### Given exercise
Repeat the material below exactly, with no pictures.

### Records to use
>>>

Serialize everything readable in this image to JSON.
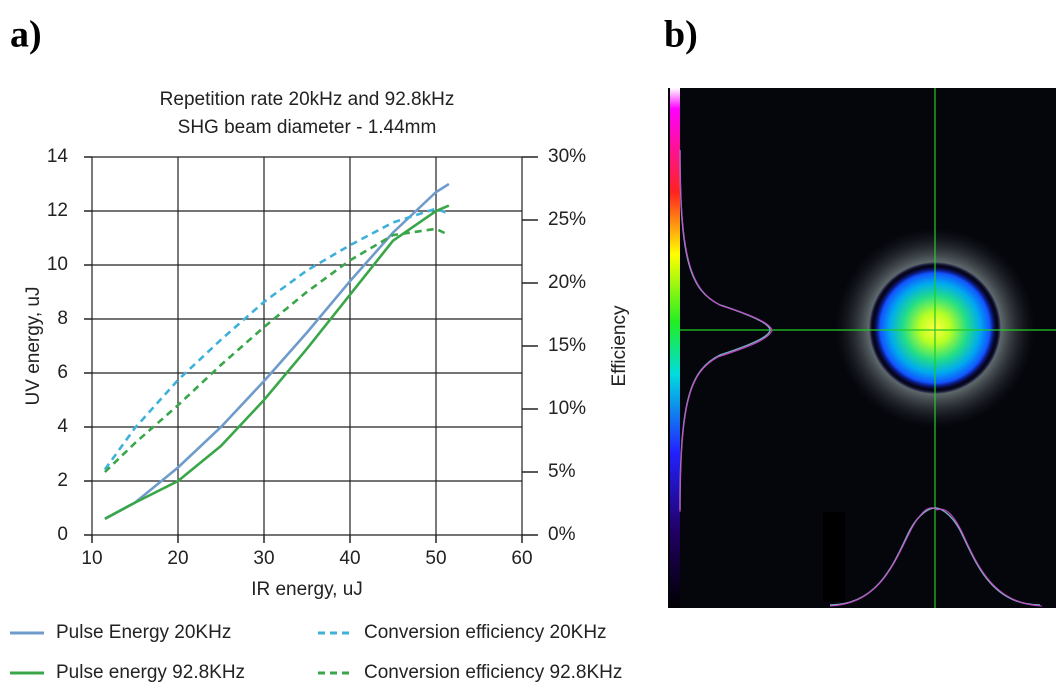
{
  "panel_labels": [
    "a)",
    "b)"
  ],
  "chart_data": {
    "type": "line",
    "title": "Repetition rate 20kHz and 92.8kHz",
    "subtitle": "SHG beam diameter - 1.44mm",
    "xlabel": "IR energy, uJ",
    "ylabel": "UV energy, uJ",
    "y2label": "Efficiency",
    "x": [
      11.5,
      15,
      20,
      25,
      30,
      35,
      40,
      45,
      50,
      51.5
    ],
    "series": [
      {
        "name": "Pulse Energy 20KHz",
        "color": "#6f9bcb",
        "dashed": false,
        "values": [
          0.6,
          1.2,
          2.5,
          4.0,
          5.7,
          7.5,
          9.4,
          11.2,
          12.7,
          13.0
        ]
      },
      {
        "name": "Conversion efficiency 20KHz",
        "color": "#3fb1d9",
        "dashed": true,
        "axis": "y2",
        "values": [
          5.2,
          8.5,
          12.3,
          15.5,
          18.5,
          21.0,
          23.0,
          24.8,
          25.9,
          25.5
        ]
      },
      {
        "name": "Pulse energy 92.8KHz",
        "color": "#3aa64a",
        "dashed": false,
        "values": [
          0.6,
          1.2,
          2.0,
          3.3,
          5.0,
          6.9,
          8.9,
          10.9,
          12.0,
          12.2
        ]
      },
      {
        "name": "Conversion efficiency 92.8KHz",
        "color": "#3aa64a",
        "dashed": true,
        "axis": "y2",
        "values": [
          5.0,
          7.3,
          10.3,
          13.5,
          16.5,
          19.3,
          21.8,
          23.8,
          24.3,
          23.8
        ]
      }
    ],
    "xlim": [
      10,
      60
    ],
    "xticks": [
      10,
      20,
      30,
      40,
      50,
      60
    ],
    "ylim": [
      0,
      14
    ],
    "yticks": [
      0,
      2,
      4,
      6,
      8,
      10,
      12,
      14
    ],
    "y2lim": [
      0,
      30
    ],
    "y2ticks": [
      {
        "value": 0,
        "label": "0%"
      },
      {
        "value": 5,
        "label": "5%"
      },
      {
        "value": 10,
        "label": "10%"
      },
      {
        "value": 15,
        "label": "15%"
      },
      {
        "value": 20,
        "label": "20%"
      },
      {
        "value": 25,
        "label": "25%"
      },
      {
        "value": 30,
        "label": "30%"
      }
    ],
    "grid": true
  }
}
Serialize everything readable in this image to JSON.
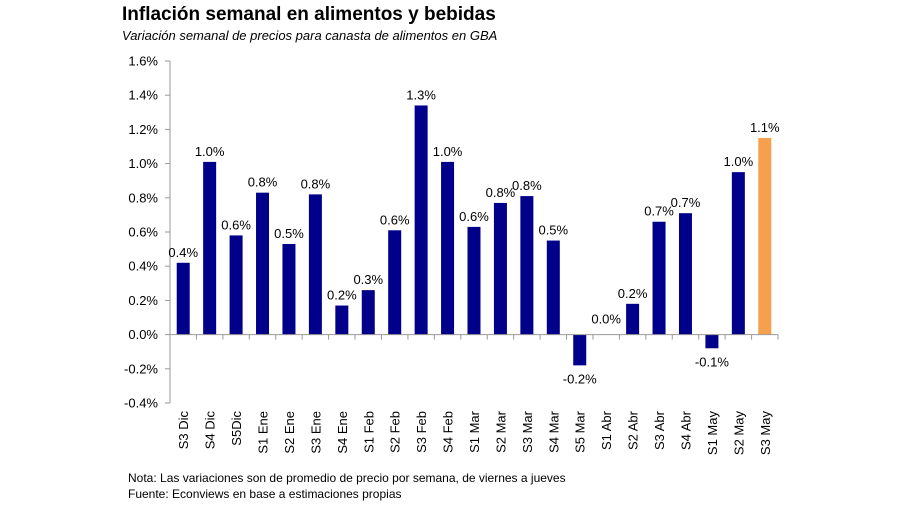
{
  "header": {
    "title": "Inflación semanal en alimentos y bebidas",
    "subtitle": "Variación semanal de precios para canasta de alimentos en GBA"
  },
  "notes": {
    "line1": "Nota: Las variaciones son de promedio de precio por semana, de viernes a jueves",
    "line2": "Fuente: Econviews en base a estimaciones propias"
  },
  "colors": {
    "bar": "#00008b",
    "highlight": "#f5a04c",
    "axis": "#999999"
  },
  "chart_data": {
    "type": "bar",
    "title": "Inflación semanal en alimentos y bebidas",
    "subtitle": "Variación semanal de precios para canasta de alimentos en GBA",
    "xlabel": "",
    "ylabel": "",
    "ylim": [
      -0.4,
      1.6
    ],
    "yticks": [
      "1.6%",
      "1.4%",
      "1.2%",
      "1.0%",
      "0.8%",
      "0.6%",
      "0.4%",
      "0.2%",
      "0.0%",
      "-0.2%",
      "-0.4%"
    ],
    "ytick_values": [
      1.6,
      1.4,
      1.2,
      1.0,
      0.8,
      0.6,
      0.4,
      0.2,
      0.0,
      -0.2,
      -0.4
    ],
    "grid": false,
    "categories": [
      "S3 Dic",
      "S4 Dic",
      "S5Dic",
      "S1 Ene",
      "S2 Ene",
      "S3 Ene",
      "S4 Ene",
      "S1 Feb",
      "S2 Feb",
      "S3 Feb",
      "S4 Feb",
      "S1 Mar",
      "S2 Mar",
      "S3 Mar",
      "S4 Mar",
      "S5 Mar",
      "S1 Abr",
      "S2 Abr",
      "S3 Abr",
      "S4 Abr",
      "S1 May",
      "S2 May",
      "S3 May"
    ],
    "values": [
      0.42,
      1.01,
      0.58,
      0.83,
      0.53,
      0.82,
      0.17,
      0.26,
      0.61,
      1.34,
      1.01,
      0.63,
      0.77,
      0.81,
      0.55,
      -0.18,
      0.0,
      0.18,
      0.66,
      0.71,
      -0.08,
      0.95,
      1.15
    ],
    "labels": [
      "0.4%",
      "1.0%",
      "0.6%",
      "0.8%",
      "0.5%",
      "0.8%",
      "0.2%",
      "0.3%",
      "0.6%",
      "1.3%",
      "1.0%",
      "0.6%",
      "0.8%",
      "0.8%",
      "0.5%",
      "-0.2%",
      "0.0%",
      "0.2%",
      "0.7%",
      "0.7%",
      "-0.1%",
      "1.0%",
      "1.1%"
    ],
    "highlight_index": 22
  }
}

<<<

### Response for this exercise
Serialize everything readable in this image to JSON.
{
  "panel_labels": [
    "a)",
    "b)"
  ],
  "chart_data": {
    "type": "line",
    "title": "Repetition rate 20kHz and 92.8kHz",
    "subtitle": "SHG beam diameter - 1.44mm",
    "xlabel": "IR energy, uJ",
    "ylabel": "UV energy, uJ",
    "y2label": "Efficiency",
    "x": [
      11.5,
      15,
      20,
      25,
      30,
      35,
      40,
      45,
      50,
      51.5
    ],
    "series": [
      {
        "name": "Pulse Energy 20KHz",
        "color": "#6f9bcb",
        "dashed": false,
        "values": [
          0.6,
          1.2,
          2.5,
          4.0,
          5.7,
          7.5,
          9.4,
          11.2,
          12.7,
          13.0
        ]
      },
      {
        "name": "Conversion efficiency 20KHz",
        "color": "#3fb1d9",
        "dashed": true,
        "axis": "y2",
        "values": [
          5.2,
          8.5,
          12.3,
          15.5,
          18.5,
          21.0,
          23.0,
          24.8,
          25.9,
          25.5
        ]
      },
      {
        "name": "Pulse energy 92.8KHz",
        "color": "#3aa64a",
        "dashed": false,
        "values": [
          0.6,
          1.2,
          2.0,
          3.3,
          5.0,
          6.9,
          8.9,
          10.9,
          12.0,
          12.2
        ]
      },
      {
        "name": "Conversion efficiency 92.8KHz",
        "color": "#3aa64a",
        "dashed": true,
        "axis": "y2",
        "values": [
          5.0,
          7.3,
          10.3,
          13.5,
          16.5,
          19.3,
          21.8,
          23.8,
          24.3,
          23.8
        ]
      }
    ],
    "xlim": [
      10,
      60
    ],
    "xticks": [
      10,
      20,
      30,
      40,
      50,
      60
    ],
    "ylim": [
      0,
      14
    ],
    "yticks": [
      0,
      2,
      4,
      6,
      8,
      10,
      12,
      14
    ],
    "y2lim": [
      0,
      30
    ],
    "y2ticks": [
      {
        "value": 0,
        "label": "0%"
      },
      {
        "value": 5,
        "label": "5%"
      },
      {
        "value": 10,
        "label": "10%"
      },
      {
        "value": 15,
        "label": "15%"
      },
      {
        "value": 20,
        "label": "20%"
      },
      {
        "value": 25,
        "label": "25%"
      },
      {
        "value": 30,
        "label": "30%"
      }
    ],
    "grid": true
  }
}
Serialize everything readable in this image to JSON.
{
  "header": {
    "title": "Inflación semanal en alimentos y bebidas",
    "subtitle": "Variación semanal de precios para canasta de alimentos en GBA"
  },
  "notes": {
    "line1": "Nota: Las variaciones son de promedio de precio por semana, de viernes a jueves",
    "line2": "Fuente: Econviews en base a estimaciones propias"
  },
  "colors": {
    "bar": "#00008b",
    "highlight": "#f5a04c",
    "axis": "#999999"
  },
  "chart_data": {
    "type": "bar",
    "title": "Inflación semanal en alimentos y bebidas",
    "subtitle": "Variación semanal de precios para canasta de alimentos en GBA",
    "xlabel": "",
    "ylabel": "",
    "ylim": [
      -0.4,
      1.6
    ],
    "yticks": [
      "1.6%",
      "1.4%",
      "1.2%",
      "1.0%",
      "0.8%",
      "0.6%",
      "0.4%",
      "0.2%",
      "0.0%",
      "-0.2%",
      "-0.4%"
    ],
    "ytick_values": [
      1.6,
      1.4,
      1.2,
      1.0,
      0.8,
      0.6,
      0.4,
      0.2,
      0.0,
      -0.2,
      -0.4
    ],
    "grid": false,
    "categories": [
      "S3 Dic",
      "S4 Dic",
      "S5Dic",
      "S1 Ene",
      "S2 Ene",
      "S3 Ene",
      "S4 Ene",
      "S1 Feb",
      "S2 Feb",
      "S3 Feb",
      "S4 Feb",
      "S1 Mar",
      "S2 Mar",
      "S3 Mar",
      "S4 Mar",
      "S5 Mar",
      "S1 Abr",
      "S2 Abr",
      "S3 Abr",
      "S4 Abr",
      "S1 May",
      "S2 May",
      "S3 May"
    ],
    "values": [
      0.42,
      1.01,
      0.58,
      0.83,
      0.53,
      0.82,
      0.17,
      0.26,
      0.61,
      1.34,
      1.01,
      0.63,
      0.77,
      0.81,
      0.55,
      -0.18,
      0.0,
      0.18,
      0.66,
      0.71,
      -0.08,
      0.95,
      1.15
    ],
    "labels": [
      "0.4%",
      "1.0%",
      "0.6%",
      "0.8%",
      "0.5%",
      "0.8%",
      "0.2%",
      "0.3%",
      "0.6%",
      "1.3%",
      "1.0%",
      "0.6%",
      "0.8%",
      "0.8%",
      "0.5%",
      "-0.2%",
      "0.0%",
      "0.2%",
      "0.7%",
      "0.7%",
      "-0.1%",
      "1.0%",
      "1.1%"
    ],
    "highlight_index": 22
  }
}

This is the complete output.